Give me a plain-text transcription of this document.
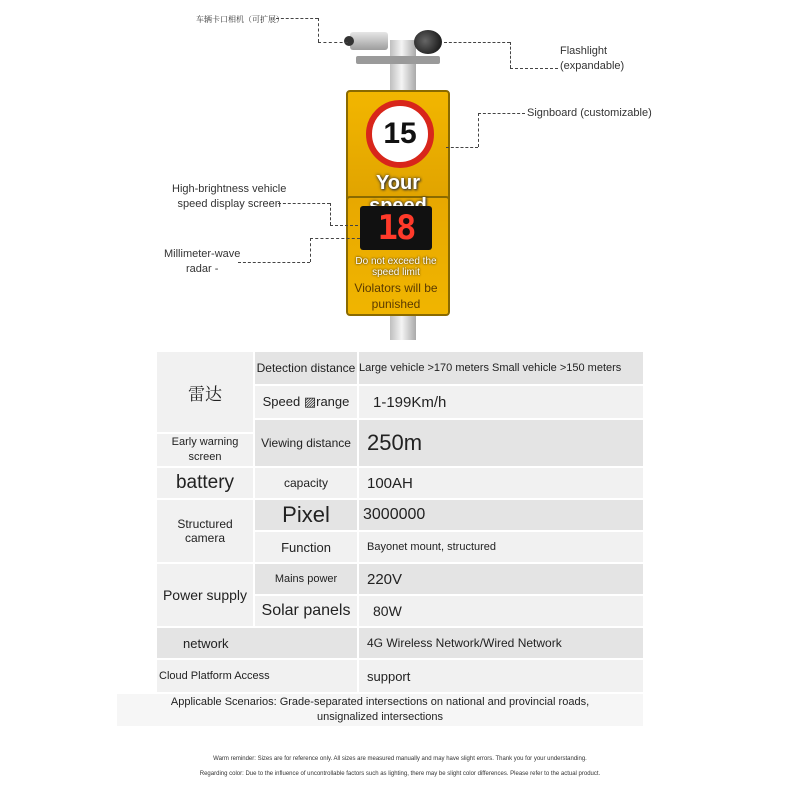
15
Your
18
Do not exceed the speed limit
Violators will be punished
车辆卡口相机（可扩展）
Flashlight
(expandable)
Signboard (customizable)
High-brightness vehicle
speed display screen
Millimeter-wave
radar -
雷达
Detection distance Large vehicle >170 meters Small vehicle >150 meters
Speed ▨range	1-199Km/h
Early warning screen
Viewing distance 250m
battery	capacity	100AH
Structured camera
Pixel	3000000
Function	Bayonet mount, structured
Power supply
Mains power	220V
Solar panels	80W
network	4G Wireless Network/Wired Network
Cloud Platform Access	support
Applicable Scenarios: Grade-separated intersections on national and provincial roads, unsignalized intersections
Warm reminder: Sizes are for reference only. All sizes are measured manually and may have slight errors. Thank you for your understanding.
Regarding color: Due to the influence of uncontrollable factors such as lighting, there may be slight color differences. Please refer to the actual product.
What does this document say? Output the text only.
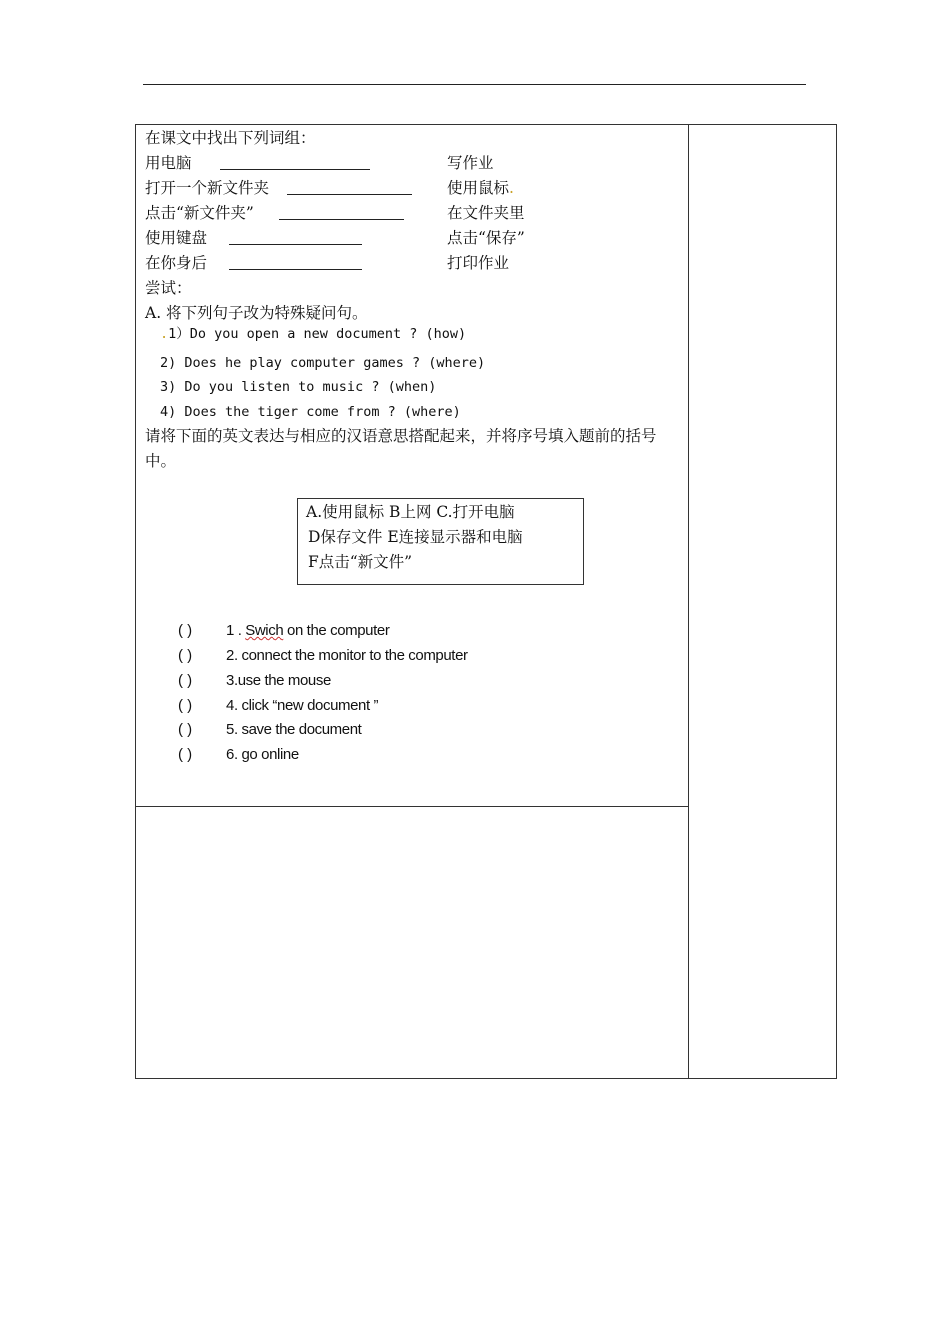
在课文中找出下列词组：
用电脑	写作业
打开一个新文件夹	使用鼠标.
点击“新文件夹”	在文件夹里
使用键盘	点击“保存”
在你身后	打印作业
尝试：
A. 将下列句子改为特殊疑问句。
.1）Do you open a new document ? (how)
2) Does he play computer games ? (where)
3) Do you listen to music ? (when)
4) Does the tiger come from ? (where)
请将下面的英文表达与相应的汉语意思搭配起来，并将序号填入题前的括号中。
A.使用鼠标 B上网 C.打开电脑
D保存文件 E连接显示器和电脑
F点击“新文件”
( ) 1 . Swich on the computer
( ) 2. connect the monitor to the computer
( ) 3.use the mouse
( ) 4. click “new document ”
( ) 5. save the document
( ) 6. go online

• [Exercise details]: Search the data for "vehicle". Copy every matching line.

• [Result]:
High-brightness vehicle
Detection distance Large vehicle >170 meters Small vehicle >150 meters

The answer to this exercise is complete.